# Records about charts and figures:
______________________________

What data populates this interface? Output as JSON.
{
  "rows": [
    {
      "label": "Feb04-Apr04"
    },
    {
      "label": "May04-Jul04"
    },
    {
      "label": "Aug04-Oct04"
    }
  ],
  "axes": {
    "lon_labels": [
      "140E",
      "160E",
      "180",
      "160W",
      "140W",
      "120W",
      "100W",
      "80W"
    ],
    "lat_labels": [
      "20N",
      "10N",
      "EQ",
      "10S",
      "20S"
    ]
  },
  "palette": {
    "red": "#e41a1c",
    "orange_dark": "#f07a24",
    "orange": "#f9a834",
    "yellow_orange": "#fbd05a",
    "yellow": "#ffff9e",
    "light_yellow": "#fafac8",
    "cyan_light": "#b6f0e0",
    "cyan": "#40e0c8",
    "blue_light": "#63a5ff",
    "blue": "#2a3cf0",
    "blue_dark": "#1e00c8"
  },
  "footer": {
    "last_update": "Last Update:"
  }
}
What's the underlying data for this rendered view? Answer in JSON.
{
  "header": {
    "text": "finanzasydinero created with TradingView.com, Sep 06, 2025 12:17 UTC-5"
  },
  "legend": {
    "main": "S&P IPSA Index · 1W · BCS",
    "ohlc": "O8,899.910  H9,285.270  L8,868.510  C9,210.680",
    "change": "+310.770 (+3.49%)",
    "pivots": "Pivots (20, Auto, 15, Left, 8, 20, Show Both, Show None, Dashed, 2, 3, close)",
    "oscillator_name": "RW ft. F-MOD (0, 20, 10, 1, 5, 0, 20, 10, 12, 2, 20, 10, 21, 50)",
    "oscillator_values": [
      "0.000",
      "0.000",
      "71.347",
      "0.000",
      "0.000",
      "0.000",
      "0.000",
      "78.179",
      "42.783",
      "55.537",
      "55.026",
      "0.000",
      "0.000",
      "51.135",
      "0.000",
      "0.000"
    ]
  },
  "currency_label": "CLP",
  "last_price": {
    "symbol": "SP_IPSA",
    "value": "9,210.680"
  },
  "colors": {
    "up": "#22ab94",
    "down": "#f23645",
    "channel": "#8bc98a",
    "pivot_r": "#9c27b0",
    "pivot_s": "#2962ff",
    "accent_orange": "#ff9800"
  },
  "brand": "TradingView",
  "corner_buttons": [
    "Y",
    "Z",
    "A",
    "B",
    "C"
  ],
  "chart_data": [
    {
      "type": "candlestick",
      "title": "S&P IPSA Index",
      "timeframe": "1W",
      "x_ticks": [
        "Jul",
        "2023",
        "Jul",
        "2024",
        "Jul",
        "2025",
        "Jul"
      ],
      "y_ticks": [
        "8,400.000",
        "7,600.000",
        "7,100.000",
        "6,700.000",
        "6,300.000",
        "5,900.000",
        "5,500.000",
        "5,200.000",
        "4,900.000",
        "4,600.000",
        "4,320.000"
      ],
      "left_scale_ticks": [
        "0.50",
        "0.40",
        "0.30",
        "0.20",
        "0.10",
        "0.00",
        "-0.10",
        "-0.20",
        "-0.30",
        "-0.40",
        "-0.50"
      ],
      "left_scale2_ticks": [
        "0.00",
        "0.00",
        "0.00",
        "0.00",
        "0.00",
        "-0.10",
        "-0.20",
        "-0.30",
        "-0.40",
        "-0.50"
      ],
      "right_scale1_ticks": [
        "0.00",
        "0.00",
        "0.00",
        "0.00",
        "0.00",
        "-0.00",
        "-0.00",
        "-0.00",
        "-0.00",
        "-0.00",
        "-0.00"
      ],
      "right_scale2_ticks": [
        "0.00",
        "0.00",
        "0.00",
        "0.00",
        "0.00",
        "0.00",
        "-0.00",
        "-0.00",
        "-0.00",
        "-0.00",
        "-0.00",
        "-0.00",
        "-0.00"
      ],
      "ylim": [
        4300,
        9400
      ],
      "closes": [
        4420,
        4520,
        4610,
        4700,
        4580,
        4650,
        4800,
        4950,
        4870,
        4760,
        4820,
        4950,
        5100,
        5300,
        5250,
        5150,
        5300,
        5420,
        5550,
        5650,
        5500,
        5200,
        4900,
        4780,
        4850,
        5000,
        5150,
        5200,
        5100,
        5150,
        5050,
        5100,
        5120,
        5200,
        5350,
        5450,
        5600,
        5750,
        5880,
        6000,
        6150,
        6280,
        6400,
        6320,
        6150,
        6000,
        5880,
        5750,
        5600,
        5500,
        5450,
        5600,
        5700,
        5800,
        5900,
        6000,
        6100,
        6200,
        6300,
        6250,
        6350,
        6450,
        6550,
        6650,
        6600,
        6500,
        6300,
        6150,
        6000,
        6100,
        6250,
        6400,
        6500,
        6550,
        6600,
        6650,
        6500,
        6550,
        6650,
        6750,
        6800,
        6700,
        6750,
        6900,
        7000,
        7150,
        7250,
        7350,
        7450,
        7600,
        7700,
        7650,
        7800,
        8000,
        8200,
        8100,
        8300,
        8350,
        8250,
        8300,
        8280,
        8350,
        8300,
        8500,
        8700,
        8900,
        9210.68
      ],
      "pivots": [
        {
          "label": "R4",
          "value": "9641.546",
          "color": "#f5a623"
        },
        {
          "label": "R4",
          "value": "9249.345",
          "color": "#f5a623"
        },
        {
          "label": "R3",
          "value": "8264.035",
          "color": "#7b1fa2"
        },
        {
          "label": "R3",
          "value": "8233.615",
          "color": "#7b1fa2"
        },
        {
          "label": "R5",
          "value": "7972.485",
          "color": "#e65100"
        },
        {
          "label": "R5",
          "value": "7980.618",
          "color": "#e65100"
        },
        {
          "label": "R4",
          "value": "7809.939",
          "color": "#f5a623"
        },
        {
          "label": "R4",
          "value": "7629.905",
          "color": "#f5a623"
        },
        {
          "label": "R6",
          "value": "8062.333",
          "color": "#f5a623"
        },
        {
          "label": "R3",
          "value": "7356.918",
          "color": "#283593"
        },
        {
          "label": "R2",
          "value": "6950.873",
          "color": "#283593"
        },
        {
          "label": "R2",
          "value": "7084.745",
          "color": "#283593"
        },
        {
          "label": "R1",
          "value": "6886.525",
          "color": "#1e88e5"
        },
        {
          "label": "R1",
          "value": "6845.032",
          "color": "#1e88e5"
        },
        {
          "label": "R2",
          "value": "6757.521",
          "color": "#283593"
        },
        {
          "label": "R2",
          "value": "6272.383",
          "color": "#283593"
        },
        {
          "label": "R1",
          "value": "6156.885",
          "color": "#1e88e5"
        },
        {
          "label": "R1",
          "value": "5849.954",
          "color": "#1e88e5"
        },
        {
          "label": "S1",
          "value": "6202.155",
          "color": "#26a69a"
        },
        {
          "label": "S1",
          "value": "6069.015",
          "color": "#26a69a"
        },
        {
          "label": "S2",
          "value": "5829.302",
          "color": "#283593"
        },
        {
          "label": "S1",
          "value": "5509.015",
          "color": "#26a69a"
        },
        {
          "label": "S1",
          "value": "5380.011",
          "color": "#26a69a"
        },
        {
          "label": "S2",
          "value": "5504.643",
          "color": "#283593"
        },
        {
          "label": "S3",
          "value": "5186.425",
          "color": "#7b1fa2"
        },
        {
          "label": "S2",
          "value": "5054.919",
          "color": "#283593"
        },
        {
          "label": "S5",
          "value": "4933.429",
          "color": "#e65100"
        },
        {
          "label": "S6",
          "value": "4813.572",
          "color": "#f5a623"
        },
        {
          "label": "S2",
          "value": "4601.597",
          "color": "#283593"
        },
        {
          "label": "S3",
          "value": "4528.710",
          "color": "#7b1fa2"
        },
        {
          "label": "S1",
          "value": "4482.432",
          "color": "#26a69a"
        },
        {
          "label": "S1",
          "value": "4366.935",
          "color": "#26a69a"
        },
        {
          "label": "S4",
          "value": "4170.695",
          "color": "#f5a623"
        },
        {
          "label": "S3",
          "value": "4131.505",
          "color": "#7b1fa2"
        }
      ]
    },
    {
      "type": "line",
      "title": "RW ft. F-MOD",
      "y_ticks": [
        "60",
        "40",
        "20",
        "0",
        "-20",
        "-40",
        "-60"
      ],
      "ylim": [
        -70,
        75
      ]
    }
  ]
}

______________________________

# Given request:
Search the data for "this". Copy every matching line.

# Full answer:
What data populates this interface? Output as JSON.
What's the underlying data for this rendered view? Answer in JSON.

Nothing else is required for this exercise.